_Requirements:_ Omit the pictures and return every entry exactly as written.

_Data lines:_
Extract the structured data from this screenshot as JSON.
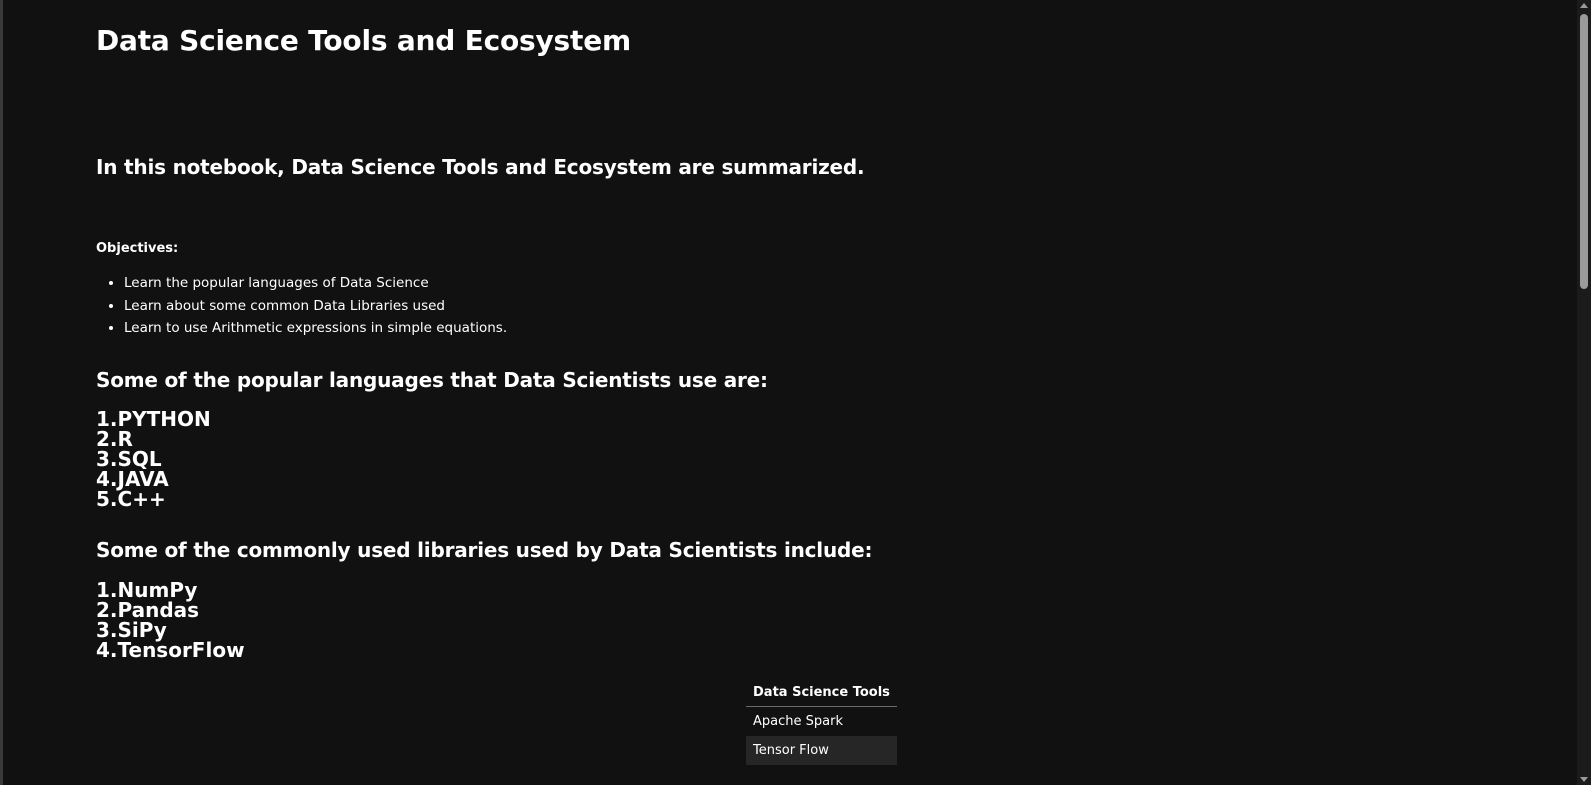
{
  "notebook": {
    "title": "Data Science Tools and Ecosystem",
    "intro": "In this notebook, Data Science Tools and Ecosystem are summarized.",
    "objectives": {
      "heading": "Objectives:",
      "items": [
        "Learn the popular languages of Data Science",
        "Learn about some common Data Libraries used",
        "Learn to use Arithmetic expressions in simple equations."
      ]
    },
    "languages": {
      "heading": "Some of the popular languages that Data Scientists use are:",
      "items": [
        "1.PYTHON",
        "2.R",
        "3.SQL",
        "4.JAVA",
        "5.C++"
      ]
    },
    "libraries": {
      "heading": "Some of the commonly used libraries used by Data Scientists include:",
      "items": [
        "1.NumPy",
        "2.Pandas",
        "3.SiPy",
        "4.TensorFlow"
      ]
    },
    "tools_table": {
      "header": "Data Science Tools",
      "rows": [
        "Apache Spark",
        "Tensor Flow"
      ]
    }
  },
  "colors": {
    "background": "#111111",
    "text": "#ffffff",
    "table_alt_row": "#262626",
    "scrollbar_thumb": "#9a9a9a"
  }
}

_Response to the exercise:_
Extract the structured data from this screenshot as JSON.
{
  "notebook": {
    "title": "Data Science Tools and Ecosystem",
    "intro": "In this notebook, Data Science Tools and Ecosystem are summarized.",
    "objectives": {
      "heading": "Objectives:",
      "items": [
        "Learn the popular languages of Data Science",
        "Learn about some common Data Libraries used",
        "Learn to use Arithmetic expressions in simple equations."
      ]
    },
    "languages": {
      "heading": "Some of the popular languages that Data Scientists use are:",
      "items": [
        "1.PYTHON",
        "2.R",
        "3.SQL",
        "4.JAVA",
        "5.C++"
      ]
    },
    "libraries": {
      "heading": "Some of the commonly used libraries used by Data Scientists include:",
      "items": [
        "1.NumPy",
        "2.Pandas",
        "3.SiPy",
        "4.TensorFlow"
      ]
    },
    "tools_table": {
      "header": "Data Science Tools",
      "rows": [
        "Apache Spark",
        "Tensor Flow"
      ]
    }
  },
  "colors": {
    "background": "#111111",
    "text": "#ffffff",
    "table_alt_row": "#262626",
    "scrollbar_thumb": "#9a9a9a"
  }
}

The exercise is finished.